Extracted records
══════════

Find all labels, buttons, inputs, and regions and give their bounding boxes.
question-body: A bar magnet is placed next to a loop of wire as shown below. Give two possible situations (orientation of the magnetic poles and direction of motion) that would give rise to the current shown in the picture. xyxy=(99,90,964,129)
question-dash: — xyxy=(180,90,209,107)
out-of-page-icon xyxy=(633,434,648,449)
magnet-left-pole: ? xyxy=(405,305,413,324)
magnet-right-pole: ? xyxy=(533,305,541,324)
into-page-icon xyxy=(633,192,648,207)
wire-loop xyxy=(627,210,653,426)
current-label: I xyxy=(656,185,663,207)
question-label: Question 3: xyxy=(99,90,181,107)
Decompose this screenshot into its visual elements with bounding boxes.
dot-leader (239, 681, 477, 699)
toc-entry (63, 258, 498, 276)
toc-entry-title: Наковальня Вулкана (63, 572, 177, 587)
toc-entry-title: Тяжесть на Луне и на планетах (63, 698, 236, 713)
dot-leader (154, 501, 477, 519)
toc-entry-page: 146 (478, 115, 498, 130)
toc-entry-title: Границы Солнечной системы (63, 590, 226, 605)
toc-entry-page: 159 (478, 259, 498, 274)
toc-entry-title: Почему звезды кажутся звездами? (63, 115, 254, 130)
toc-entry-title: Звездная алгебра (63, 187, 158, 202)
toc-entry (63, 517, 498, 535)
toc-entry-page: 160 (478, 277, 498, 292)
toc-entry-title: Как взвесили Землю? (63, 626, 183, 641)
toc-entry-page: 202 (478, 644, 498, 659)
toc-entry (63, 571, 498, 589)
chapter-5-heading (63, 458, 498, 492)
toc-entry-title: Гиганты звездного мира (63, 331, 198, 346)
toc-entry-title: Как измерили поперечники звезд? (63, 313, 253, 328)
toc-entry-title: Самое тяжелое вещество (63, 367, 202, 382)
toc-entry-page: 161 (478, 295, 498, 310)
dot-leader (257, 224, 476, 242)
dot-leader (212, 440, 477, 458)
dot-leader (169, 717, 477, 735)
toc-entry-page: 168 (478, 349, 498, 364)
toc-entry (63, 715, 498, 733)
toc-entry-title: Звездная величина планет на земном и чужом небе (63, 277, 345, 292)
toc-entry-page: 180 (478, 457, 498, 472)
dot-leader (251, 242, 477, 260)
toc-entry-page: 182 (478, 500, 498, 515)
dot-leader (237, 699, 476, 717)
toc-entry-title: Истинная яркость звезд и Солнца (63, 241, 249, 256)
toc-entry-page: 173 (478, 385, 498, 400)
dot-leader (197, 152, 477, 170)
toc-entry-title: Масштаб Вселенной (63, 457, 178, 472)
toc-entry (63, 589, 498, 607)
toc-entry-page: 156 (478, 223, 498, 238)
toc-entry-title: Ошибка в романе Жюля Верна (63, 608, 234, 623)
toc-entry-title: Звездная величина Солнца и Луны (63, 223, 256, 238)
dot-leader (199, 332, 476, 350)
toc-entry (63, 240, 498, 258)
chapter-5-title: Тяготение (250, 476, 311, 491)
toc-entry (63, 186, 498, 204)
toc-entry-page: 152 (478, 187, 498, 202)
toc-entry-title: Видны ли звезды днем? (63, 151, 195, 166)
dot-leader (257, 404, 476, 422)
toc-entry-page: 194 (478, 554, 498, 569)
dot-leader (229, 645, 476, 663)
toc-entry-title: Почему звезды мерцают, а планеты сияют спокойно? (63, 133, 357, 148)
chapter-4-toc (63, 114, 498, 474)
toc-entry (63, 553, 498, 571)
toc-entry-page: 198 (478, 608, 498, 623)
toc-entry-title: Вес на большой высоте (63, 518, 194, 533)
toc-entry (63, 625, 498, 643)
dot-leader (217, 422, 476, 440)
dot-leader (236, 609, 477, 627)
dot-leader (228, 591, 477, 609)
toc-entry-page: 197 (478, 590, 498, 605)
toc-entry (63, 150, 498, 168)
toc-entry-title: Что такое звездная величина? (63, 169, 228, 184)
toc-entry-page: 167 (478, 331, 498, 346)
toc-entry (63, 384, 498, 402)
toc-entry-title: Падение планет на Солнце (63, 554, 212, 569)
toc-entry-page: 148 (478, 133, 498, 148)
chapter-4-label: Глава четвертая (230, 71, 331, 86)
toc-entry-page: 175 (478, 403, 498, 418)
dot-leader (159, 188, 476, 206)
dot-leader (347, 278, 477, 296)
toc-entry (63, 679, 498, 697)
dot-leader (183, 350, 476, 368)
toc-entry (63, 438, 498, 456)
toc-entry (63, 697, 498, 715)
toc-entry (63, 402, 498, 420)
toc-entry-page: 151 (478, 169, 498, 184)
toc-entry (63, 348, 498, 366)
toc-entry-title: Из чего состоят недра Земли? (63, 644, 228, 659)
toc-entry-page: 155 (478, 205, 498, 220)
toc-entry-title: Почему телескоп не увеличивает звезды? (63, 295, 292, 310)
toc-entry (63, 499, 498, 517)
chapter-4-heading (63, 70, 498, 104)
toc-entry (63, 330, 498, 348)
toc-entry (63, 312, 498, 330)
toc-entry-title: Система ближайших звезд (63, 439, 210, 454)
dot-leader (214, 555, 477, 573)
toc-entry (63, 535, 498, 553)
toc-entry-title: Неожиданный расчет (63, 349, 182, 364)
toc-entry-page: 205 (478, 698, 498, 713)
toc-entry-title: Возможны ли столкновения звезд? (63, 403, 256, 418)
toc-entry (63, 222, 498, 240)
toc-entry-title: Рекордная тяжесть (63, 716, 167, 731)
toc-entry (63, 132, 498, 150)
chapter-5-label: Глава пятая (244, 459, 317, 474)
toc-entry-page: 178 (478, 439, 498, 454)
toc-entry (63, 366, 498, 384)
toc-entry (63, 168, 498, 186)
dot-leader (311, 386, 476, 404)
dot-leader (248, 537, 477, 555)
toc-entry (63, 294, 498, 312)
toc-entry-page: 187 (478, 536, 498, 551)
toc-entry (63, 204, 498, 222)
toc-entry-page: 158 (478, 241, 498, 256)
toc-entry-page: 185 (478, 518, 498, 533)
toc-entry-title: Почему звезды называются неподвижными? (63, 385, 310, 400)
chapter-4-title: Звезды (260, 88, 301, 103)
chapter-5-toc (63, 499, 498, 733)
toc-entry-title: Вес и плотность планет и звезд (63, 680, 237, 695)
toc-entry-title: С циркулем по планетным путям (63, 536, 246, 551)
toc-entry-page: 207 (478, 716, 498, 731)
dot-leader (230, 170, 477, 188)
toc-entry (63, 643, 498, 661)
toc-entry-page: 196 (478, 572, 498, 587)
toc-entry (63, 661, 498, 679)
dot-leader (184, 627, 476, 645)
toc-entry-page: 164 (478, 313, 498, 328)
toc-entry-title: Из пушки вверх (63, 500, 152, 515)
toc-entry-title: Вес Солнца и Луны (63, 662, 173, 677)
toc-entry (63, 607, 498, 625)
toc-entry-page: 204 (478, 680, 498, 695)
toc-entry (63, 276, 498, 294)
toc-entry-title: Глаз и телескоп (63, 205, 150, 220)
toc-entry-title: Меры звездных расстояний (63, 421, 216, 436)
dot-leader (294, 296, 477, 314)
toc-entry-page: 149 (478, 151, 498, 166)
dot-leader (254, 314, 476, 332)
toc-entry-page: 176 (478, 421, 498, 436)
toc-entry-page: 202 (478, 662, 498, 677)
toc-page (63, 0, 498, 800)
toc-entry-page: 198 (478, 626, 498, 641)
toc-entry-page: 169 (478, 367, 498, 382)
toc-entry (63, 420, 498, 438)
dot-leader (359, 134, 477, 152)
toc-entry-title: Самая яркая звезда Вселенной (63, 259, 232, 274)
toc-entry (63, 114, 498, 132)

══════════

■ TASK ■
Which lines in the data above contain the string "xyxy"? Copy each of them.

■ SOLUTION TO THIS PROBLEM ■
question-body: A bar magnet is placed next to a loop of wire as shown below. Give two possible situations (orientation of the magnetic poles and direction of motion) that would give rise to the current shown in the picture. xyxy=(99,90,964,129)
question-dash: — xyxy=(180,90,209,107)
out-of-page-icon xyxy=(633,434,648,449)
magnet-left-pole: ? xyxy=(405,305,413,324)
magnet-right-pole: ? xyxy=(533,305,541,324)
into-page-icon xyxy=(633,192,648,207)
wire-loop xyxy=(627,210,653,426)
current-label: I xyxy=(656,185,663,207)
question-label: Question 3: xyxy=(99,90,181,107)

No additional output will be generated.